Stored dataset items:
(begin)

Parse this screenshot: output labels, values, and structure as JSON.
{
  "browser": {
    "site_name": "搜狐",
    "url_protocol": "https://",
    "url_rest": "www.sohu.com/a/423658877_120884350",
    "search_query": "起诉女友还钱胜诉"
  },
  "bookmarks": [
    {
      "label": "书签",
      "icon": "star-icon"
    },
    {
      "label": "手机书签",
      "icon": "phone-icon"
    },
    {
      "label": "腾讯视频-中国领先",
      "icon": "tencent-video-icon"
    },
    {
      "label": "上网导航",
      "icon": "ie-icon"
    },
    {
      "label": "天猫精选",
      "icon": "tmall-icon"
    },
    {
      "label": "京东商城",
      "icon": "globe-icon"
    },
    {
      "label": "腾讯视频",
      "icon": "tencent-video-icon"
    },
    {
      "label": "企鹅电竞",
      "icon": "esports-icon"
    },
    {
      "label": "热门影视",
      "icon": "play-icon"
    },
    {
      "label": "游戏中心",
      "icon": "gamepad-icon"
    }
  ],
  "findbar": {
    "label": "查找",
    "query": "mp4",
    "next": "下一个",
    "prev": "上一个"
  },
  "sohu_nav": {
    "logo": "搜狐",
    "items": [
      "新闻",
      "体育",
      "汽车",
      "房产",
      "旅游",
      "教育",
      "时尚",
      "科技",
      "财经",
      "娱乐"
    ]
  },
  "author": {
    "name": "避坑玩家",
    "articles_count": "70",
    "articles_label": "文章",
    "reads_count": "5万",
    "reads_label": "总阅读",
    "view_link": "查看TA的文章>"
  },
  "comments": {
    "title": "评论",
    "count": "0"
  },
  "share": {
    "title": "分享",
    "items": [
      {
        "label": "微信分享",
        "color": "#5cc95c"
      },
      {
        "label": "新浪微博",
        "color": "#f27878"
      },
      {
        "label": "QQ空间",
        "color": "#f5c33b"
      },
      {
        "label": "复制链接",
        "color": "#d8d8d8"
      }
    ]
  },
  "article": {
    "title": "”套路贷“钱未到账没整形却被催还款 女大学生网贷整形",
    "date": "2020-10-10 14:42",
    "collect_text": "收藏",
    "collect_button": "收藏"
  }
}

(end)

Work required >> Restate the listing above word for word.

Written reply >>
Parse this screenshot: output labels, values, and structure as JSON.
{
  "browser": {
    "site_name": "搜狐",
    "url_protocol": "https://",
    "url_rest": "www.sohu.com/a/423658877_120884350",
    "search_query": "起诉女友还钱胜诉"
  },
  "bookmarks": [
    {
      "label": "书签",
      "icon": "star-icon"
    },
    {
      "label": "手机书签",
      "icon": "phone-icon"
    },
    {
      "label": "腾讯视频-中国领先",
      "icon": "tencent-video-icon"
    },
    {
      "label": "上网导航",
      "icon": "ie-icon"
    },
    {
      "label": "天猫精选",
      "icon": "tmall-icon"
    },
    {
      "label": "京东商城",
      "icon": "globe-icon"
    },
    {
      "label": "腾讯视频",
      "icon": "tencent-video-icon"
    },
    {
      "label": "企鹅电竞",
      "icon": "esports-icon"
    },
    {
      "label": "热门影视",
      "icon": "play-icon"
    },
    {
      "label": "游戏中心",
      "icon": "gamepad-icon"
    }
  ],
  "findbar": {
    "label": "查找",
    "query": "mp4",
    "next": "下一个",
    "prev": "上一个"
  },
  "sohu_nav": {
    "logo": "搜狐",
    "items": [
      "新闻",
      "体育",
      "汽车",
      "房产",
      "旅游",
      "教育",
      "时尚",
      "科技",
      "财经",
      "娱乐"
    ]
  },
  "author": {
    "name": "避坑玩家",
    "articles_count": "70",
    "articles_label": "文章",
    "reads_count": "5万",
    "reads_label": "总阅读",
    "view_link": "查看TA的文章>"
  },
  "comments": {
    "title": "评论",
    "count": "0"
  },
  "share": {
    "title": "分享",
    "items": [
      {
        "label": "微信分享",
        "color": "#5cc95c"
      },
      {
        "label": "新浪微博",
        "color": "#f27878"
      },
      {
        "label": "QQ空间",
        "color": "#f5c33b"
      },
      {
        "label": "复制链接",
        "color": "#d8d8d8"
      }
    ]
  },
  "article": {
    "title": "”套路贷“钱未到账没整形却被催还款 女大学生网贷整形",
    "date": "2020-10-10 14:42",
    "collect_text": "收藏",
    "collect_button": "收藏"
  }
}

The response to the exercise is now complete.